--- Stored records ---
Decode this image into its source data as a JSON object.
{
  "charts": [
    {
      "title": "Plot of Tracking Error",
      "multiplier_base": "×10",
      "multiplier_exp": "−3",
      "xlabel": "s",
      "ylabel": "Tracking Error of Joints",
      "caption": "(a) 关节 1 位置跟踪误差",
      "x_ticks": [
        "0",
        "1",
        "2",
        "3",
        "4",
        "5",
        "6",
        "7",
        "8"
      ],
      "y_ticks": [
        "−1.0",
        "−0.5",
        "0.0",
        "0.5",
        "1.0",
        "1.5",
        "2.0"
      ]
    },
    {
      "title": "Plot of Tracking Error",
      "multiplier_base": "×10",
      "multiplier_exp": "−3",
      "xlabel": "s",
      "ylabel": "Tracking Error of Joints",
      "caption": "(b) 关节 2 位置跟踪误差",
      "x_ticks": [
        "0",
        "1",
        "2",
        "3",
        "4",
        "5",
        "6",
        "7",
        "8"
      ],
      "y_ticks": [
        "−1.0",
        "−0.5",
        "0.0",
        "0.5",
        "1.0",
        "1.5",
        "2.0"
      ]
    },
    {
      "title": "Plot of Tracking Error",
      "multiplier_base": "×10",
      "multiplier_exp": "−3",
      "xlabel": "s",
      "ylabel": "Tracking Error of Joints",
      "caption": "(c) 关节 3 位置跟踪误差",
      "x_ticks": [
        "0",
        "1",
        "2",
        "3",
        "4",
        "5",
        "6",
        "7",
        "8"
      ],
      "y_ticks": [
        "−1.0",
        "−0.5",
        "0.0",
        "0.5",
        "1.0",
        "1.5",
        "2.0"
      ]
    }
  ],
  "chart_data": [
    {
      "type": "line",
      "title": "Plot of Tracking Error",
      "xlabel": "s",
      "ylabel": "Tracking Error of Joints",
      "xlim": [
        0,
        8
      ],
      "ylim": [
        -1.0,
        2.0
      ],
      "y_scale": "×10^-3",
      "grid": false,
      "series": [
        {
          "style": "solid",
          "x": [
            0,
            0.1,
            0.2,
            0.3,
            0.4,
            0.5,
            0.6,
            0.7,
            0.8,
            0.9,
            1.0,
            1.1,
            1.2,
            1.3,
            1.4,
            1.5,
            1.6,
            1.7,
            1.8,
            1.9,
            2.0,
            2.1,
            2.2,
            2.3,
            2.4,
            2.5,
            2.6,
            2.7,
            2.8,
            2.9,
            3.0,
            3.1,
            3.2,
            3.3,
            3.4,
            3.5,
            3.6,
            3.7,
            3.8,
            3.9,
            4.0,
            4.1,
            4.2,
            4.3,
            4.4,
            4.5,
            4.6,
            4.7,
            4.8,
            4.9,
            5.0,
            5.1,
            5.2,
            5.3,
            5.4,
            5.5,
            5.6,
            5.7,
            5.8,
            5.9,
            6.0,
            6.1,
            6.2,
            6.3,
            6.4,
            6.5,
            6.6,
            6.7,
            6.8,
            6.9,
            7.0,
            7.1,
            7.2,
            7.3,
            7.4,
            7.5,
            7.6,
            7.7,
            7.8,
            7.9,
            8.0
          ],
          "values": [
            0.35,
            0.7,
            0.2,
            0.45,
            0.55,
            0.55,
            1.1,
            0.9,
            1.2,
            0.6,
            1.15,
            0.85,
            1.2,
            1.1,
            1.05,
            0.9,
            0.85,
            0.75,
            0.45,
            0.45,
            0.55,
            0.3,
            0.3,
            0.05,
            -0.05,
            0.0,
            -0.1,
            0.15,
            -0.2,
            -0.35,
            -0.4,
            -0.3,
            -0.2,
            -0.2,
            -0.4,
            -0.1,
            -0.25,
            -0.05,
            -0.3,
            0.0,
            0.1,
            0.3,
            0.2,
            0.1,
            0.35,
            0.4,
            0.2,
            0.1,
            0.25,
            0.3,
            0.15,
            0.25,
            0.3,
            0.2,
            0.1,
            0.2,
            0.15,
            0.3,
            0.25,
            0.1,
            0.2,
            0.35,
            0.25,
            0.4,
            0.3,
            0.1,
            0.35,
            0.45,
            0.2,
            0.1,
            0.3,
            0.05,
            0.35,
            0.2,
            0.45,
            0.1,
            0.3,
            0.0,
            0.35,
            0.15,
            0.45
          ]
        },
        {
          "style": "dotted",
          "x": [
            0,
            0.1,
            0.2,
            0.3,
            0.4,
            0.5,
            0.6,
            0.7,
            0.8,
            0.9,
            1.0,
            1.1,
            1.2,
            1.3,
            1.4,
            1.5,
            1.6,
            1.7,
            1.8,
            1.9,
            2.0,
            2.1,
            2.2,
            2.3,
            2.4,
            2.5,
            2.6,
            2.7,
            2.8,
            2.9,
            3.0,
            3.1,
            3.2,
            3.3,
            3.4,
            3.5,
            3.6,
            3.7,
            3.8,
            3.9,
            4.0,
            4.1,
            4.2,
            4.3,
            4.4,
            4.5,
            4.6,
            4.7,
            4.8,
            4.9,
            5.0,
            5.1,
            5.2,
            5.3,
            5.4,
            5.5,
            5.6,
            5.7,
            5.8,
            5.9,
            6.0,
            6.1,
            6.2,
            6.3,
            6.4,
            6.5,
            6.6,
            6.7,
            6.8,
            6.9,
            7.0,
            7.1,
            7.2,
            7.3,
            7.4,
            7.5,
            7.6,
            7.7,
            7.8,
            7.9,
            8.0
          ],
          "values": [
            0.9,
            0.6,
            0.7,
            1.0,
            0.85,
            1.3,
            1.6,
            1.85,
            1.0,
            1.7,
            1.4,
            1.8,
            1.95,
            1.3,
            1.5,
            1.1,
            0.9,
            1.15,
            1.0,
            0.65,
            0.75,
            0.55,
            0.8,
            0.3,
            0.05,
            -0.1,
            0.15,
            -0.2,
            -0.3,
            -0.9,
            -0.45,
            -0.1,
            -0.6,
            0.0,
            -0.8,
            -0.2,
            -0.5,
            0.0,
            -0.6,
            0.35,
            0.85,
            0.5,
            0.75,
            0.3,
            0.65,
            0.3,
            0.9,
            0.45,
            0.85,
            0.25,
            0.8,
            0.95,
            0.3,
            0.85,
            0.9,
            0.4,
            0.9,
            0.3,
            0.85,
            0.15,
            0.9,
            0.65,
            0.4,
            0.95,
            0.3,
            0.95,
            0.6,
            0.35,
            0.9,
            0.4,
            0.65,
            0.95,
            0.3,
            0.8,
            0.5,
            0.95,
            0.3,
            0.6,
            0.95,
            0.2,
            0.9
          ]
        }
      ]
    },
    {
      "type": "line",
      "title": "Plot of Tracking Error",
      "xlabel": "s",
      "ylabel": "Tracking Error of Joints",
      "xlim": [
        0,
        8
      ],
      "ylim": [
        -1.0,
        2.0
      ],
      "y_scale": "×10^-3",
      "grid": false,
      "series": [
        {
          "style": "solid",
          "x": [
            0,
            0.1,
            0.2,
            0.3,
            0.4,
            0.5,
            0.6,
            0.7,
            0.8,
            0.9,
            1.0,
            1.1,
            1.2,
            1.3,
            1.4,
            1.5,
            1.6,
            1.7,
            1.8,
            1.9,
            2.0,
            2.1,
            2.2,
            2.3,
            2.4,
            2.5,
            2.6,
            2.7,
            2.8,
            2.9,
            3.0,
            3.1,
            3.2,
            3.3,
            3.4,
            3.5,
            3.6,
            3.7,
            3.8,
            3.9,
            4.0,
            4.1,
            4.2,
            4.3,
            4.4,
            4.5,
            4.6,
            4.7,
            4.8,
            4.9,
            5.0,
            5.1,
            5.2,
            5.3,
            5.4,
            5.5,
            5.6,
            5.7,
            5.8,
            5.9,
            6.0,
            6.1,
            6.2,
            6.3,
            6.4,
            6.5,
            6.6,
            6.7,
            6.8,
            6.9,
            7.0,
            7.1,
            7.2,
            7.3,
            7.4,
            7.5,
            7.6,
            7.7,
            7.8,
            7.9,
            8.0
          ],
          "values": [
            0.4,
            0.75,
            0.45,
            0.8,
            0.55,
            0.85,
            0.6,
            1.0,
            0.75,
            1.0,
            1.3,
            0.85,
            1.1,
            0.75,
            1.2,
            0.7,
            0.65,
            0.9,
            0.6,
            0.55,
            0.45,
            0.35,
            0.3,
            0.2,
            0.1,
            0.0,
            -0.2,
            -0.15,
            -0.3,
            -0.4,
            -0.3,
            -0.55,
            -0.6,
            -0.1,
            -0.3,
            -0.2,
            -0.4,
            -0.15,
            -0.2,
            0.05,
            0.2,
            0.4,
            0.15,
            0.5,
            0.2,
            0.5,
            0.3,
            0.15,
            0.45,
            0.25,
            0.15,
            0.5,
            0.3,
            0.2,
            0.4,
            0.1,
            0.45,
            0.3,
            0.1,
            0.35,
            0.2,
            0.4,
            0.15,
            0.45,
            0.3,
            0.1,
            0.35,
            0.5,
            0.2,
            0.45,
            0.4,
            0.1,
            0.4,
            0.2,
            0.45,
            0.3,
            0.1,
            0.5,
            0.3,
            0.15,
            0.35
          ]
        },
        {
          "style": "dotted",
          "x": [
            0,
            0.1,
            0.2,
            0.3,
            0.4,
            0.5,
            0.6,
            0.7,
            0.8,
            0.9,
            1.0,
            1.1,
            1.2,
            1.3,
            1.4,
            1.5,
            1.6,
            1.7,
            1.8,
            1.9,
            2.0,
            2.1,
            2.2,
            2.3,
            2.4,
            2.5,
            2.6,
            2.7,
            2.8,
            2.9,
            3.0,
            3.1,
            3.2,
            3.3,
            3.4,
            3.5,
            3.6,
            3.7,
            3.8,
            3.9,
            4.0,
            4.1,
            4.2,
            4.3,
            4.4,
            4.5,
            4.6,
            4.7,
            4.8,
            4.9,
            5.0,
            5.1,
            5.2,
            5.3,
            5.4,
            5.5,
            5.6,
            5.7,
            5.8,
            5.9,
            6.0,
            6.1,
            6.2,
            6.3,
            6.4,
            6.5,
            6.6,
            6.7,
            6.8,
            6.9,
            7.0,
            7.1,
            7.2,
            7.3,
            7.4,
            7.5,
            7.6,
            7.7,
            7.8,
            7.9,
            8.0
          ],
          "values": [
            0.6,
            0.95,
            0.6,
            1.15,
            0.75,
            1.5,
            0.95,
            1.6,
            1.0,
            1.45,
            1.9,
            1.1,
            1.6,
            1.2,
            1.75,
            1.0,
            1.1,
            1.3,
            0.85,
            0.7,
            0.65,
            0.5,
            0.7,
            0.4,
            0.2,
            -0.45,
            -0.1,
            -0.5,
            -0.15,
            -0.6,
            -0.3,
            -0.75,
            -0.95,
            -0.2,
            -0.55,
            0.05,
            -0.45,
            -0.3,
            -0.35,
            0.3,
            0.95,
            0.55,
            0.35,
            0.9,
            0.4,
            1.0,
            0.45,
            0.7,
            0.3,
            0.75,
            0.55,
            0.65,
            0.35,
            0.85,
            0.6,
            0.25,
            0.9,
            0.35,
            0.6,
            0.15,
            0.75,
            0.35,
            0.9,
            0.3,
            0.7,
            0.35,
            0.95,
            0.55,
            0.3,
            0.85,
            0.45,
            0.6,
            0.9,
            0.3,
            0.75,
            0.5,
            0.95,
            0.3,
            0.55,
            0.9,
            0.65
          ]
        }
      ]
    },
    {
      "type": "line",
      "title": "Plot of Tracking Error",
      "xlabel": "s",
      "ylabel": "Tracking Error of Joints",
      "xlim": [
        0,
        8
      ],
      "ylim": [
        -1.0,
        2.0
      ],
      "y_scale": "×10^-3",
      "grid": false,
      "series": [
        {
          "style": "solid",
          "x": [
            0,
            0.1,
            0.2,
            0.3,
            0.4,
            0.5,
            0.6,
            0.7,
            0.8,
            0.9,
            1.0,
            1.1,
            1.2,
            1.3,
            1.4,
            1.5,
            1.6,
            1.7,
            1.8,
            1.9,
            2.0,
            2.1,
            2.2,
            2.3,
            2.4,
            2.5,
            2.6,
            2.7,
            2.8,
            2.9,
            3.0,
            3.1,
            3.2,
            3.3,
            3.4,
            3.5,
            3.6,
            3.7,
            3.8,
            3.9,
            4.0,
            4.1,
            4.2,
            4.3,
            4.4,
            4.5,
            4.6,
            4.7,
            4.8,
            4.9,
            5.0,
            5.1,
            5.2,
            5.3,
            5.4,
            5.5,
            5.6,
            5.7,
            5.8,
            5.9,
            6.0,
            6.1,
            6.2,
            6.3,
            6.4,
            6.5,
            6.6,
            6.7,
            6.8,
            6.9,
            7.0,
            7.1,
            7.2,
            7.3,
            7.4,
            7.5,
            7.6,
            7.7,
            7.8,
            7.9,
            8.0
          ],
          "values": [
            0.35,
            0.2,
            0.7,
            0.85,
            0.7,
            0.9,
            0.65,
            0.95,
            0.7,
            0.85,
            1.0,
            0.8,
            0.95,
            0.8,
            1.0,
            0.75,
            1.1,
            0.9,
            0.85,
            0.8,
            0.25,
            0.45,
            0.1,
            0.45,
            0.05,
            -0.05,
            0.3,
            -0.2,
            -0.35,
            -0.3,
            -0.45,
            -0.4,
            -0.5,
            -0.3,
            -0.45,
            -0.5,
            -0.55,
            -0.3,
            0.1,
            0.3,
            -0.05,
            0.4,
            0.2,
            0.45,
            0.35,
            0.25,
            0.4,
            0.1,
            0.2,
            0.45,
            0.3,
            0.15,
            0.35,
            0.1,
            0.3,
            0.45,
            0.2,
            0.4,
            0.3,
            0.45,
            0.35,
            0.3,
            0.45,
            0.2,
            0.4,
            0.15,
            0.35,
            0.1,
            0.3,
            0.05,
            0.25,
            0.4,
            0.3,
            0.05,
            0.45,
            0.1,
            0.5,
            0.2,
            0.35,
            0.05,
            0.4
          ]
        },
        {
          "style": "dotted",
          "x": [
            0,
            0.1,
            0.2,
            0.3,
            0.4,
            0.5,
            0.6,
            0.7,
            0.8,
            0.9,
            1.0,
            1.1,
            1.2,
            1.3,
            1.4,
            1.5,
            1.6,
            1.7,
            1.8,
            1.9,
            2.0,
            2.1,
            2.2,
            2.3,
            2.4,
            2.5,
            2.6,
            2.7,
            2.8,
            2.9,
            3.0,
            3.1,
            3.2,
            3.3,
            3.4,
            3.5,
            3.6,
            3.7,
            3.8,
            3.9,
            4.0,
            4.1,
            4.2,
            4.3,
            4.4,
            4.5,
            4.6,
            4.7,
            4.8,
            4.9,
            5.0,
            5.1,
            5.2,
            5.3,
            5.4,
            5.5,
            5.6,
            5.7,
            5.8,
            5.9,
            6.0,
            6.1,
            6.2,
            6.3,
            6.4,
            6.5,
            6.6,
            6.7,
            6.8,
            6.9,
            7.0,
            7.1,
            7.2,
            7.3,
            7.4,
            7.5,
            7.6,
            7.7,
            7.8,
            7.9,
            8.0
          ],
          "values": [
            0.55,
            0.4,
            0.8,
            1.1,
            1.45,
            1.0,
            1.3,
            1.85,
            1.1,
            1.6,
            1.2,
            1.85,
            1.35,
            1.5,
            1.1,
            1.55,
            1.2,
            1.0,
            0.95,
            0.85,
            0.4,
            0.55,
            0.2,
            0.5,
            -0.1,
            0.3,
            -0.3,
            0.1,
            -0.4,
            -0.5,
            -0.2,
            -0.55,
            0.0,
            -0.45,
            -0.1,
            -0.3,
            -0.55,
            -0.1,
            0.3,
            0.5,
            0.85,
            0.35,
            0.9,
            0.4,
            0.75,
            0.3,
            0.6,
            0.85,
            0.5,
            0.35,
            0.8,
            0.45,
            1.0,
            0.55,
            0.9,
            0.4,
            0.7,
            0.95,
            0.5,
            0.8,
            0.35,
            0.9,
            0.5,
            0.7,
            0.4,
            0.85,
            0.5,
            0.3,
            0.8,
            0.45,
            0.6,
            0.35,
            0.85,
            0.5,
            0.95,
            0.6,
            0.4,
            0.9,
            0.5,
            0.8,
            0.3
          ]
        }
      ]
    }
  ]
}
---
> Stated goal: Find the word "位置跟踪误差" in the entries above and gather every line that holds it.

> Solution:
      "caption": "(a) 关节 1 位置跟踪误差",
      "caption": "(b) 关节 2 位置跟踪误差",
      "caption": "(c) 关节 3 位置跟踪误差",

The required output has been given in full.